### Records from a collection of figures
:::
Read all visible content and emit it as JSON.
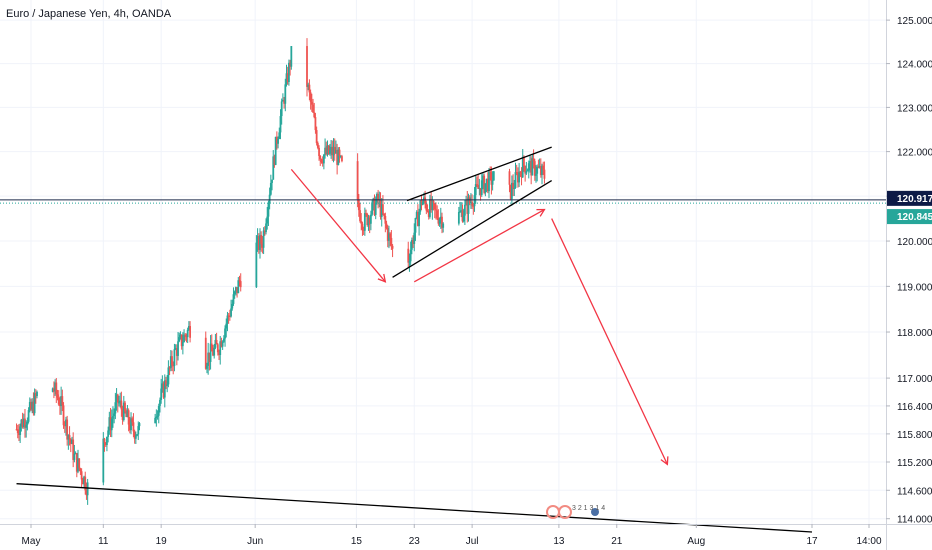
{
  "header": {
    "symbol": "Euro / Japanese Yen, 4h, OANDA"
  },
  "price_labels": {
    "current": "120.917",
    "secondary": "120.845"
  },
  "colors": {
    "up": "#26a69a",
    "down": "#ef5350",
    "grid": "#f0f3fa",
    "axis_text": "#131722",
    "price_line": "#1e2a4a",
    "price_tag": "#0d1a46",
    "secondary_tag": "#26a69a",
    "drawing_arrow": "#f23645",
    "drawing_line": "#000000"
  },
  "watermark": {
    "text": "3 2 1 3 1 4"
  },
  "chart_data": {
    "type": "candlestick",
    "title": "Euro / Japanese Yen, 4h, OANDA",
    "y_axis_ticks": [
      "125.000",
      "124.000",
      "123.000",
      "122.000",
      "121.000",
      "120.000",
      "119.000",
      "118.000",
      "117.000",
      "116.400",
      "115.800",
      "115.200",
      "114.600",
      "114.000"
    ],
    "x_axis_ticks": [
      "May",
      "11",
      "19",
      "Jun",
      "15",
      "23",
      "Jul",
      "13",
      "21",
      "Aug",
      "17",
      "14:00"
    ],
    "grid": true,
    "price_scale": "log",
    "y_range": [
      113.72,
      125.28
    ],
    "price_path": {
      "x_points": [
        "Apr 29",
        "May 1",
        "May 3",
        "May 5",
        "May 7",
        "May 9",
        "May 11",
        "May 13",
        "May 15",
        "May 17",
        "May 19",
        "May 21",
        "May 23",
        "May 25",
        "May 27",
        "May 29",
        "May 31",
        "Jun 2",
        "Jun 4",
        "Jun 6",
        "Jun 8",
        "Jun 10",
        "Jun 12",
        "Jun 14",
        "Jun 16",
        "Jun 18",
        "Jun 20",
        "Jun 22",
        "Jun 24",
        "Jun 26",
        "Jun 28",
        "Jun 30",
        "Jul 2",
        "Jul 4",
        "Jul 6",
        "Jul 8",
        "Jul 10",
        "Jul 12",
        "Jul 13"
      ],
      "close_values": [
        115.9,
        116.3,
        117.1,
        116.5,
        115.3,
        114.6,
        115.6,
        116.5,
        115.9,
        115.8,
        116.6,
        117.6,
        118.1,
        117.4,
        117.7,
        118.7,
        119.7,
        120.0,
        122.3,
        124.2,
        123.7,
        121.9,
        122.0,
        121.3,
        120.4,
        120.9,
        119.8,
        119.5,
        120.9,
        120.6,
        120.4,
        120.7,
        121.2,
        121.4,
        121.0,
        121.7,
        121.6,
        121.3,
        120.9
      ]
    },
    "drawings": [
      {
        "kind": "arrow",
        "color": "red",
        "from": [
          "Jun 6",
          121.6
        ],
        "to": [
          "Jun 19",
          119.1
        ]
      },
      {
        "kind": "arrow",
        "color": "red",
        "from": [
          "Jun 23",
          119.1
        ],
        "to": [
          "Jul 11",
          120.7
        ]
      },
      {
        "kind": "arrow",
        "color": "red",
        "from": [
          "Jul 12",
          120.5
        ],
        "to": [
          "Jul 28",
          115.15
        ]
      },
      {
        "kind": "trendline",
        "color": "black",
        "from": [
          "Jun 22",
          120.9
        ],
        "to": [
          "Jul 12",
          122.1
        ]
      },
      {
        "kind": "trendline",
        "color": "black",
        "from": [
          "Jun 20",
          119.2
        ],
        "to": [
          "Jul 12",
          121.35
        ]
      },
      {
        "kind": "trendline",
        "color": "black",
        "from": [
          "Apr 29",
          114.74
        ],
        "to": [
          "Aug 17",
          113.72
        ]
      }
    ],
    "horizontal_lines": [
      {
        "value": 120.917,
        "label": "120.917"
      },
      {
        "value": 120.845,
        "label": "120.845"
      }
    ]
  }
}
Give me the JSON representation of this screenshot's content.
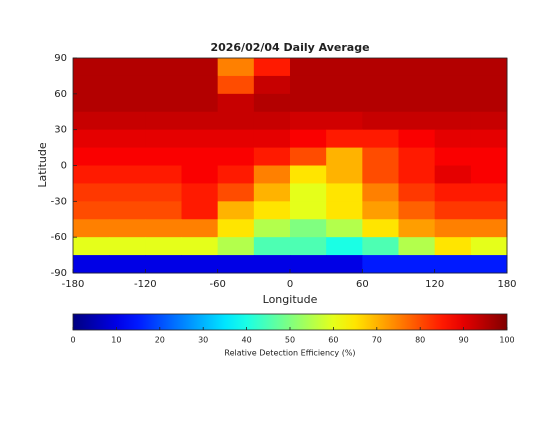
:::
### INSTRUCTIONS FOR THE TASK
Work out how many lines of the listing above include the word "Japanese". Report only the number.

### WRITTEN ANSWER
2